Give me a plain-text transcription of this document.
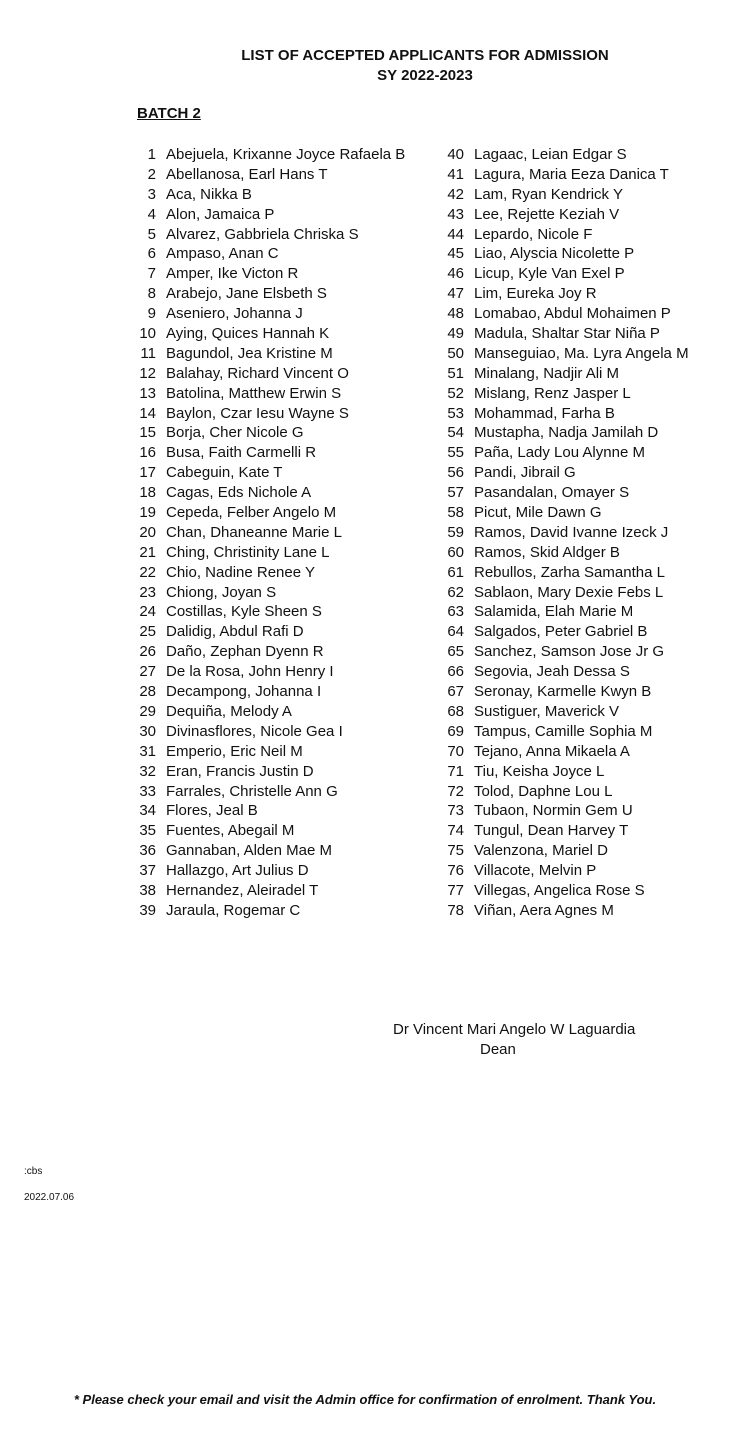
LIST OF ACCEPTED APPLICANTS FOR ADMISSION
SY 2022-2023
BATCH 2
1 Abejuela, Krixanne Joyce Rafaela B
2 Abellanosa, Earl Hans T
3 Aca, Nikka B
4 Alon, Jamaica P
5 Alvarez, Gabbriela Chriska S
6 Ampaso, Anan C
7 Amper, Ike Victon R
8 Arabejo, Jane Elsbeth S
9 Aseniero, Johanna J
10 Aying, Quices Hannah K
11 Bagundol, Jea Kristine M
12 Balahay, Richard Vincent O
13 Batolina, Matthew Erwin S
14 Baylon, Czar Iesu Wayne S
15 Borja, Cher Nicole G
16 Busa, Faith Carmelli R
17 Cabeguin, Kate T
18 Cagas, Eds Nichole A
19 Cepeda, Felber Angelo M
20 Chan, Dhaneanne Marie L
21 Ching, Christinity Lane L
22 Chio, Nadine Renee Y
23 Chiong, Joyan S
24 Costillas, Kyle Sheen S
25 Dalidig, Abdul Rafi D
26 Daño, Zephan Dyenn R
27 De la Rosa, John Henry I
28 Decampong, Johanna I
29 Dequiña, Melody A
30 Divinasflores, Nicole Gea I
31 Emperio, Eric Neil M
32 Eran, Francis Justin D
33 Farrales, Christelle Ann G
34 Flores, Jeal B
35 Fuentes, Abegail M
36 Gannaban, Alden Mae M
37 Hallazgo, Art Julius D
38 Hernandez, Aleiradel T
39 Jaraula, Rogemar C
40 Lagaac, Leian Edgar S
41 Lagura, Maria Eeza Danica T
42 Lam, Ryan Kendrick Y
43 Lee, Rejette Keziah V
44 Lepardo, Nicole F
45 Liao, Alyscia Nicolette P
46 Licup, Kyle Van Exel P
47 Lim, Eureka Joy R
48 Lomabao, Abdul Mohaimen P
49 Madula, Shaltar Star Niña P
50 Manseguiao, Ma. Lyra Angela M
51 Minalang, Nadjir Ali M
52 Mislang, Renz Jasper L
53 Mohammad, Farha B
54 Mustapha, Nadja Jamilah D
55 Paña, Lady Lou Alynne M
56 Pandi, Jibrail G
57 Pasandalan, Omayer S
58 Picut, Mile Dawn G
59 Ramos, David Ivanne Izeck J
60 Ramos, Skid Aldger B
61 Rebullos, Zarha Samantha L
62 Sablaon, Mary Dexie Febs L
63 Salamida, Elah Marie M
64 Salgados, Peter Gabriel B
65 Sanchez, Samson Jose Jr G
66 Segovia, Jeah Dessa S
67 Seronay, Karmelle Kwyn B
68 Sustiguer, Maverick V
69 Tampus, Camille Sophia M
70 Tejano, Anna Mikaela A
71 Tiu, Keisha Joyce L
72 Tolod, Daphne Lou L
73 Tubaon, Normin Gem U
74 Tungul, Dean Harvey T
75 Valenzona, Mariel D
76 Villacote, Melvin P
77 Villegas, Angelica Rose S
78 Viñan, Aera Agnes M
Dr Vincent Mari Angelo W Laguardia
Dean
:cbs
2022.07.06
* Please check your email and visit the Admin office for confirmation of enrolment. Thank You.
————————
• **PROBLEM TO WORK ON**: Using the listing, collect all lines in which the string "Vincent" is found.

• **EXERCISE SOLUTION**:
12 Balahay, Richard Vincent O
Dr Vincent Mari Angelo W Laguardia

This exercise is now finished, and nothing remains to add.